From the entries that follow, extract each line holding the string "Cabassut".
+++ Input +++
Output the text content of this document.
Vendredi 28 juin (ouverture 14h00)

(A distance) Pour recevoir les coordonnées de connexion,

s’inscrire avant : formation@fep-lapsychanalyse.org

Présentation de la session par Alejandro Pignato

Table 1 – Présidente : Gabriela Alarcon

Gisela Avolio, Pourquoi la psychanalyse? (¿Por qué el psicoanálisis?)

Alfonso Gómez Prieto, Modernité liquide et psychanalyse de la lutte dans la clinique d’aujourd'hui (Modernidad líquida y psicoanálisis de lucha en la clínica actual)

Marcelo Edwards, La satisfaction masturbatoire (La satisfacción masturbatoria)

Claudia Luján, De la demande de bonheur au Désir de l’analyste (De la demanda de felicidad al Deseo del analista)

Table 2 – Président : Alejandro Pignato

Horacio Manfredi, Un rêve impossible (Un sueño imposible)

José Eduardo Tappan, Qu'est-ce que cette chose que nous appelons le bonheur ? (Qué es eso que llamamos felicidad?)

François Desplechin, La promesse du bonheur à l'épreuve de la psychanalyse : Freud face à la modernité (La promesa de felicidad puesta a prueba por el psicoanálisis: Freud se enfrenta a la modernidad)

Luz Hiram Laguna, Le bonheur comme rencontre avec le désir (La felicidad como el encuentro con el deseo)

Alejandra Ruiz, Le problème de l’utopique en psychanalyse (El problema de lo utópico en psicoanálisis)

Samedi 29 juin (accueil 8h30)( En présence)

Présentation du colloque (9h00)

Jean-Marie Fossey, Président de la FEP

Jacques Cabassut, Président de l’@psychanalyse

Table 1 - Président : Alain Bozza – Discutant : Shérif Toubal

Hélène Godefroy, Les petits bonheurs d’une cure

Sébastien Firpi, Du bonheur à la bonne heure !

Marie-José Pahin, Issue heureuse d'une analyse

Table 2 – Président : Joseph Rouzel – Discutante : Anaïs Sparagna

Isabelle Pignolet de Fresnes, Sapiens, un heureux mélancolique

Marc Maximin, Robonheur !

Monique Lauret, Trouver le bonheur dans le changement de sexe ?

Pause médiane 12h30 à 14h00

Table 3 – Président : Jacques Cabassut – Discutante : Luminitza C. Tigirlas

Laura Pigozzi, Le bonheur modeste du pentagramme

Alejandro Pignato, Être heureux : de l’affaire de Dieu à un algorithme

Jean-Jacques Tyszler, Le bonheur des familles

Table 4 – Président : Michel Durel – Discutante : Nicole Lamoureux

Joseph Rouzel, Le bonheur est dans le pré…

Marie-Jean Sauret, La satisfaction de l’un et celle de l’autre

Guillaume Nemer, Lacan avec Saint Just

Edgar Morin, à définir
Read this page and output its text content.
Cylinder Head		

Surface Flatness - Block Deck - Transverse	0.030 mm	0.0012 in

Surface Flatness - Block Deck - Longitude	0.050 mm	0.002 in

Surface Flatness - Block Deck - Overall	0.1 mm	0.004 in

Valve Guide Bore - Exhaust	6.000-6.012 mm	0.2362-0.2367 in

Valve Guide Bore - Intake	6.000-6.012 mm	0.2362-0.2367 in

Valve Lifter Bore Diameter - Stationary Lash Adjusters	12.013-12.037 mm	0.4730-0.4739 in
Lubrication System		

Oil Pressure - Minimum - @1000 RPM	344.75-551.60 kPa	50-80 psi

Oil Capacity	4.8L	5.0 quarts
+++
+++ Input +++
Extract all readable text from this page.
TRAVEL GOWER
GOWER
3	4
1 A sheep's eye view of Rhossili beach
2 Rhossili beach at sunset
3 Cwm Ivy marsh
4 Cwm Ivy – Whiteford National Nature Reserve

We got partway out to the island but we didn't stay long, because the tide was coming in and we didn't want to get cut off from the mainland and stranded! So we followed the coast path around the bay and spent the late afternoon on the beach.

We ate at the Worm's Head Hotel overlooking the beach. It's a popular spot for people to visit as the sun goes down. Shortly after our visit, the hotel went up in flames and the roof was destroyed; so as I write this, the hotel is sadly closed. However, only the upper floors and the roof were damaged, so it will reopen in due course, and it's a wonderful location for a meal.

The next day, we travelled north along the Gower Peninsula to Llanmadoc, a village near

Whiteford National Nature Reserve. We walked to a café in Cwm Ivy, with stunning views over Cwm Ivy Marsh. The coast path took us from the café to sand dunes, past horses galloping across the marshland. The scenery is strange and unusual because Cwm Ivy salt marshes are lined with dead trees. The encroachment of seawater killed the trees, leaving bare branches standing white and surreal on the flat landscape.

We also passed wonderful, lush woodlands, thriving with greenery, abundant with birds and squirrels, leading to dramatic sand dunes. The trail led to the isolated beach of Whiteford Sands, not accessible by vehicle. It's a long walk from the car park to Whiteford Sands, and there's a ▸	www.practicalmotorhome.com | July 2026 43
+++
+++ Input +++
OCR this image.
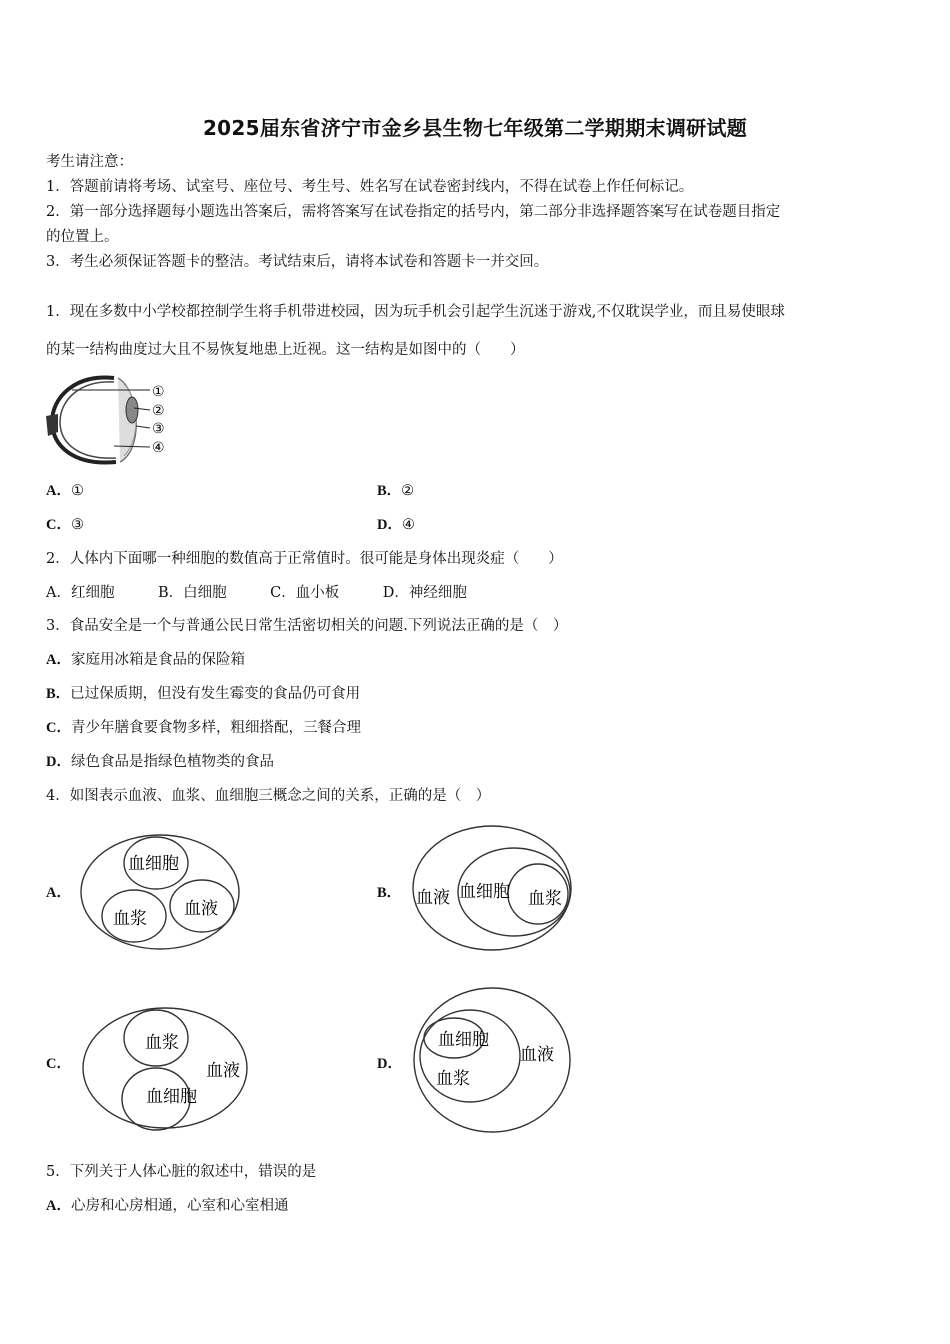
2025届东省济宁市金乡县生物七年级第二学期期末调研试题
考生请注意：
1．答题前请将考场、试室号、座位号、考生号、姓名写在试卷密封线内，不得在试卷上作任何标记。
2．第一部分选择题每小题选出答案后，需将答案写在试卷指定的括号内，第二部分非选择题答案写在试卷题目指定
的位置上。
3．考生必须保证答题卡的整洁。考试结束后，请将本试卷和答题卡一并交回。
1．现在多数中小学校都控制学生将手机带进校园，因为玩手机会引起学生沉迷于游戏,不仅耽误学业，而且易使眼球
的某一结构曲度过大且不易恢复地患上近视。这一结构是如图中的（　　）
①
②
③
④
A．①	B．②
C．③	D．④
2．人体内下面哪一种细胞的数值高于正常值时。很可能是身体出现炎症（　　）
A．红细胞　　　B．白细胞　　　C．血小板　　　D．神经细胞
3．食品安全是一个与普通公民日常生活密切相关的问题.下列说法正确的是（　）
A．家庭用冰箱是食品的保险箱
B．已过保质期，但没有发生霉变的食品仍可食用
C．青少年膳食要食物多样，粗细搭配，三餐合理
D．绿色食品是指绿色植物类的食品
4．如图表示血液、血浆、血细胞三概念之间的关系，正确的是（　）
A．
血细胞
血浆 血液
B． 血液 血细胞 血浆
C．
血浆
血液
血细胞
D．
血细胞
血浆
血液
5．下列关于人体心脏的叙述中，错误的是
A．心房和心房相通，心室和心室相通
+++
Answer to the exercise:
Jacques Cabassut, Président de l’@psychanalyse
Table 3 – Président : Jacques Cabassut – Discutante : Luminitza C. Tigirlas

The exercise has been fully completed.